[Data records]
##############################

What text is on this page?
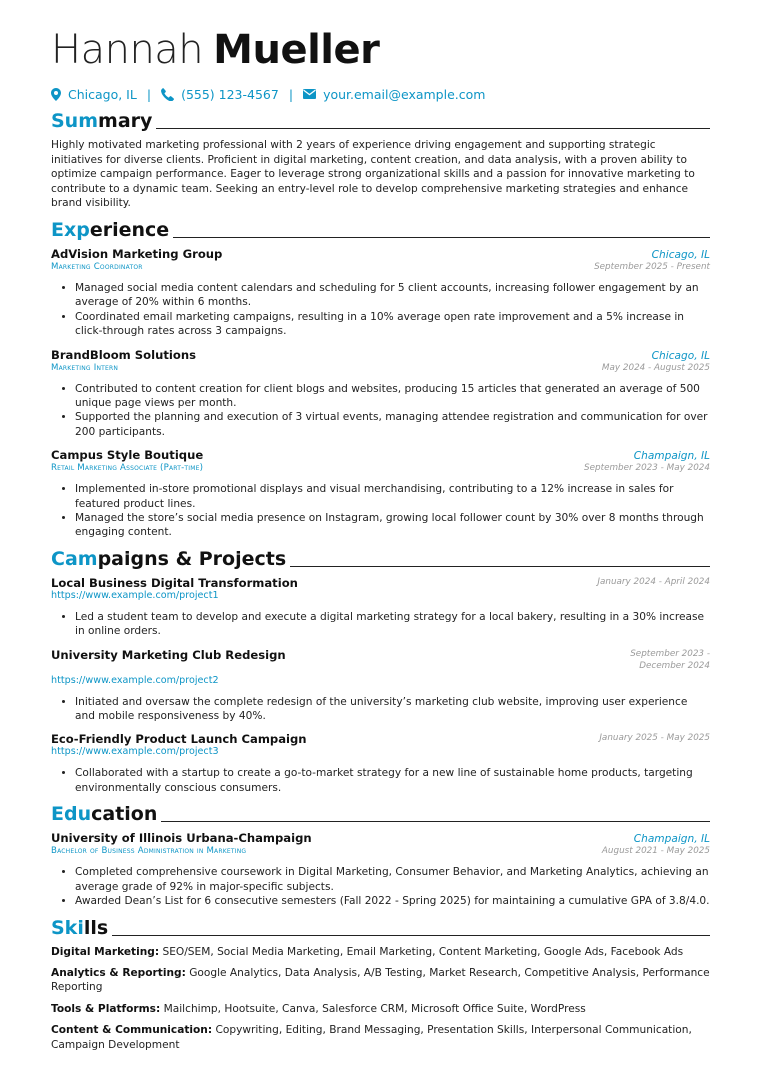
Hannah Mueller
Chicago, IL | (555) 123-4567 | your.email@example.com
Summary

Highly motivated marketing professional with 2 years of experience driving engagement and supporting strategic initiatives for diverse clients. Proficient in digital marketing, content creation, and data analysis, with a proven ability to optimize campaign performance. Eager to leverage strong organizational skills and a passion for innovative marketing to contribute to a dynamic team. Seeking an entry-level role to develop comprehensive marketing strategies and enhance brand visibility.

Experience
AdVision Marketing Group	Chicago, IL
Marketing Coordinator	September 2025 - Present
• Managed social media content calendars and scheduling for 5 client accounts, increasing follower engagement by an average of 20% within 6 months.
• Coordinated email marketing campaigns, resulting in a 10% average open rate improvement and a 5% increase in click-through rates across 3 campaigns.
BrandBloom Solutions	Chicago, IL
Marketing Intern	May 2024 - August 2025
• Contributed to content creation for client blogs and websites, producing 15 articles that generated an average of 500 unique page views per month.
• Supported the planning and execution of 3 virtual events, managing attendee registration and communication for over 200 participants.
Campus Style Boutique	Champaign, IL
Retail Marketing Associate (Part-time)	September 2023 - May 2024
• Implemented in-store promotional displays and visual merchandising, contributing to a 12% increase in sales for featured product lines.
• Managed the store’s social media presence on Instagram, growing local follower count by 30% over 8 months through engaging content.
Campaigns & Projects
Local Business Digital Transformation	January 2024 - April 2024
https://www.example.com/project1
• Led a student team to develop and execute a digital marketing strategy for a local bakery, resulting in a 30% increase in online orders.
University Marketing Club Redesign	September 2023 - December 2024
https://www.example.com/project2
• Initiated and oversaw the complete redesign of the university’s marketing club website, improving user experience and mobile responsiveness by 40%.
Eco-Friendly Product Launch Campaign	January 2025 - May 2025
https://www.example.com/project3
• Collaborated with a startup to create a go-to-market strategy for a new line of sustainable home products, targeting environmentally conscious consumers.
Education
University of Illinois Urbana-Champaign	Champaign, IL
Bachelor of Business Administration in Marketing	August 2021 - May 2025
• Completed comprehensive coursework in Digital Marketing, Consumer Behavior, and Marketing Analytics, achieving an average grade of 92% in major-specific subjects.
• Awarded Dean’s List for 6 consecutive semesters (Fall 2022 - Spring 2025) for maintaining a cumulative GPA of 3.8/4.0.
Skills
Digital Marketing: SEO/SEM, Social Media Marketing, Email Marketing, Content Marketing, Google Ads, Facebook Ads
Analytics & Reporting: Google Analytics, Data Analysis, A/B Testing, Market Research, Competitive Analysis, Performance Reporting
Tools & Platforms: Mailchimp, Hootsuite, Canva, Salesforce CRM, Microsoft Office Suite, WordPress
Content & Communication: Copywriting, Editing, Brand Messaging, Presentation Skills, Interpersonal Communication, Campaign Development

##############################

• [Exercise aim] Write out the data precisely as given, excluding the pictures.

• [Final result]
What text is on this page?
Hannah Mueller
Chicago, IL | (555) 123-4567 | your.email@example.com
Summary

Highly motivated marketing professional with 2 years of experience driving engagement and supporting strategic initiatives for diverse clients. Proficient in digital marketing, content creation, and data analysis, with a proven ability to optimize campaign performance. Eager to leverage strong organizational skills and a passion for innovative marketing to contribute to a dynamic team. Seeking an entry-level role to develop comprehensive marketing strategies and enhance brand visibility.

Experience
AdVision Marketing Group	Chicago, IL
Marketing Coordinator	September 2025 - Present
• Managed social media content calendars and scheduling for 5 client accounts, increasing follower engagement by an average of 20% within 6 months.
• Coordinated email marketing campaigns, resulting in a 10% average open rate improvement and a 5% increase in click-through rates across 3 campaigns.
BrandBloom Solutions	Chicago, IL
Marketing Intern	May 2024 - August 2025
• Contributed to content creation for client blogs and websites, producing 15 articles that generated an average of 500 unique page views per month.
• Supported the planning and execution of 3 virtual events, managing attendee registration and communication for over 200 participants.
Campus Style Boutique	Champaign, IL
Retail Marketing Associate (Part-time)	September 2023 - May 2024
• Implemented in-store promotional displays and visual merchandising, contributing to a 12% increase in sales for featured product lines.
• Managed the store’s social media presence on Instagram, growing local follower count by 30% over 8 months through engaging content.
Campaigns & Projects
Local Business Digital Transformation	January 2024 - April 2024
https://www.example.com/project1
• Led a student team to develop and execute a digital marketing strategy for a local bakery, resulting in a 30% increase in online orders.
University Marketing Club Redesign	September 2023 - December 2024
https://www.example.com/project2
• Initiated and oversaw the complete redesign of the university’s marketing club website, improving user experience and mobile responsiveness by 40%.
Eco-Friendly Product Launch Campaign	January 2025 - May 2025
https://www.example.com/project3
• Collaborated with a startup to create a go-to-market strategy for a new line of sustainable home products, targeting environmentally conscious consumers.
Education
University of Illinois Urbana-Champaign	Champaign, IL
Bachelor of Business Administration in Marketing	August 2021 - May 2025
• Completed comprehensive coursework in Digital Marketing, Consumer Behavior, and Marketing Analytics, achieving an average grade of 92% in major-specific subjects.
• Awarded Dean’s List for 6 consecutive semesters (Fall 2022 - Spring 2025) for maintaining a cumulative GPA of 3.8/4.0.
Skills
Digital Marketing: SEO/SEM, Social Media Marketing, Email Marketing, Content Marketing, Google Ads, Facebook Ads
Analytics & Reporting: Google Analytics, Data Analysis, A/B Testing, Market Research, Competitive Analysis, Performance Reporting
Tools & Platforms: Mailchimp, Hootsuite, Canva, Salesforce CRM, Microsoft Office Suite, WordPress
Content & Communication: Copywriting, Editing, Brand Messaging, Presentation Skills, Interpersonal Communication, Campaign Development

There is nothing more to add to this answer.